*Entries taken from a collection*
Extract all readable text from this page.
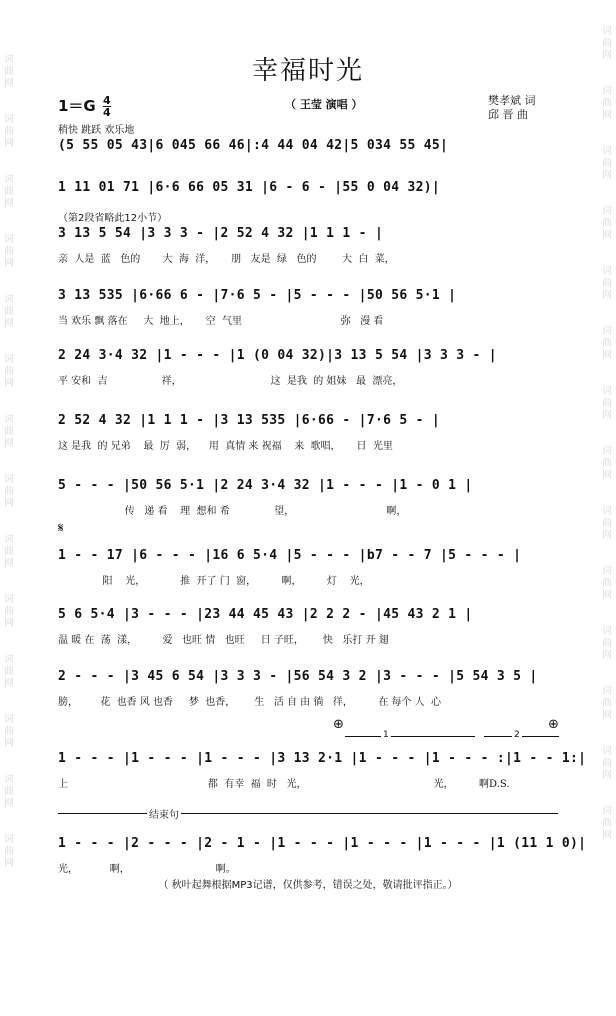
词
曲
网
词
曲
网
词
曲
网
词
曲
网
词
曲
网
词
曲
网
词
曲
网
词
曲
网
词
曲
网
词
曲
网
词
曲
网
词
曲
网
词
曲
网
词
曲
网
词
曲
网
词
曲
网
词
曲
网
词
曲
网
词
曲
网
词
曲
网
词
曲
网
词
曲
网
词
曲
网
词
曲
网
词
曲
网
词
曲
网
词
曲
网
词
曲
网
幸福时光
$1=G \frac{4}{4}$	（ 王莹 演唱 ）	樊孝斌 词
邱 晋 曲
稍快 跳跃 欢乐地
(5 55 05 43|6 045 66 46|:4 44 04 42|5 034 55 45|
1 11 01 71 |6·6 66 05 31 |6 - 6 - |55 0 04 32)|
3 13 5 54 |3 3 3 - |2 52 4 32 |1 1 1 - |
亲  人是  蓝   色的       大  海  洋，     朋   友是  绿   色的        大  白  菜，
3 13 535 |6·66 6 - |7·6 5 - |5 - - - |50 56 5·1 |
当 欢乐 飘 落在     大  地上，     空  气里                               弥   漫 看
2 24 3·4 32 |1 - - - |1 (0 04 32)|3 13 5 54 |3 3 3 - |
平 安和  吉                 祥，                            这  是我  的 姐妹   最  漂亮，
2 52 4 32 |1 1 1 - |3 13 535 |6·66 - |7·6 5 - |
这 是我  的 兄弟    最  厉  弱，    用  真情 来 祝福    来  歌唱，     日  光里
5 - - - |50 56 5·1 |2 24 3·4 32 |1 - - - |1 - 0 1 |
传   递 看    理  想和 希              望，                             啊，
1 - - 17 |6 - - - |16 6 5·4 |5 - - - |b7 - - 7 |5 - - - |
阳    光，           推  开了 门  窗，        啊，        灯    光，
5 6 5·4 |3 - - - |23 44 45 43 |2 2 2 - |45 43 2 1 |
温 暖 在  荡  漾，        爱   也旺 情   也旺     日 子旺，      快   乐打 开 翅
2 - - - |3 45 6 54 |3 3 3 - |56 54 3 2 |3 - - - |5 54 3 5 |
膀，       花  也香 风 也香     梦  也香，      生   活 自 由 徜   徉，        在 每个 人  心
1 - - - |1 - - - |1 - - - |3 13 2·1 |1 - - - |1 - - - :|1 - - 1:|
上                                            都  有幸  福  时   光，                                        光，        啊D.S.
1 - - - |2 - - - |2 - 1 - |1 - - - |1 - - - |1 - - - |1 (11 1 0)|
光，          啊，                           啊。
（第2段省略此12小节）
𝄋
⊕	⊕
1	2
结束句
（ 秋叶起舞根据MP3记谱，仅供参考，错误之处，敬请批评指正。）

*EXERCISE DESCRIPTION*
Transcribe the material exactly, and leave out whatever pictures it holds.

*OUTPUT OF THE EXERCISE*
Extract all readable text from this page.
词
曲
网
词
曲
网
词
曲
网
词
曲
网
词
曲
网
词
曲
网
词
曲
网
词
曲
网
词
曲
网
词
曲
网
词
曲
网
词
曲
网
词
曲
网
词
曲
网
词
曲
网
词
曲
网
词
曲
网
词
曲
网
词
曲
网
词
曲
网
词
曲
网
词
曲
网
词
曲
网
词
曲
网
词
曲
网
词
曲
网
词
曲
网
词
曲
网
幸福时光
$1=G \frac{4}{4}$	（ 王莹 演唱 ）	樊孝斌 词
邱 晋 曲
稍快 跳跃 欢乐地
(5 55 05 43|6 045 66 46|:4 44 04 42|5 034 55 45|
1 11 01 71 |6·6 66 05 31 |6 - 6 - |55 0 04 32)|
3 13 5 54 |3 3 3 - |2 52 4 32 |1 1 1 - |
亲  人是  蓝   色的       大  海  洋，     朋   友是  绿   色的        大  白  菜，
3 13 535 |6·66 6 - |7·6 5 - |5 - - - |50 56 5·1 |
当 欢乐 飘 落在     大  地上，     空  气里                               弥   漫 看
2 24 3·4 32 |1 - - - |1 (0 04 32)|3 13 5 54 |3 3 3 - |
平 安和  吉                 祥，                            这  是我  的 姐妹   最  漂亮，
2 52 4 32 |1 1 1 - |3 13 535 |6·66 - |7·6 5 - |
这 是我  的 兄弟    最  厉  弱，    用  真情 来 祝福    来  歌唱，     日  光里
5 - - - |50 56 5·1 |2 24 3·4 32 |1 - - - |1 - 0 1 |
传   递 看    理  想和 希              望，                             啊，
1 - - 17 |6 - - - |16 6 5·4 |5 - - - |b7 - - 7 |5 - - - |
阳    光，           推  开了 门  窗，        啊，        灯    光，
5 6 5·4 |3 - - - |23 44 45 43 |2 2 2 - |45 43 2 1 |
温 暖 在  荡  漾，        爱   也旺 情   也旺     日 子旺，      快   乐打 开 翅
2 - - - |3 45 6 54 |3 3 3 - |56 54 3 2 |3 - - - |5 54 3 5 |
膀，       花  也香 风 也香     梦  也香，      生   活 自 由 徜   徉，        在 每个 人  心
1 - - - |1 - - - |1 - - - |3 13 2·1 |1 - - - |1 - - - :|1 - - 1:|
上                                            都  有幸  福  时   光，                                        光，        啊D.S.
1 - - - |2 - - - |2 - 1 - |1 - - - |1 - - - |1 - - - |1 (11 1 0)|
光，          啊，                           啊。
（第2段省略此12小节）
𝄋
⊕	⊕
1	2
结束句
（ 秋叶起舞根据MP3记谱，仅供参考，错误之处，敬请批评指正。）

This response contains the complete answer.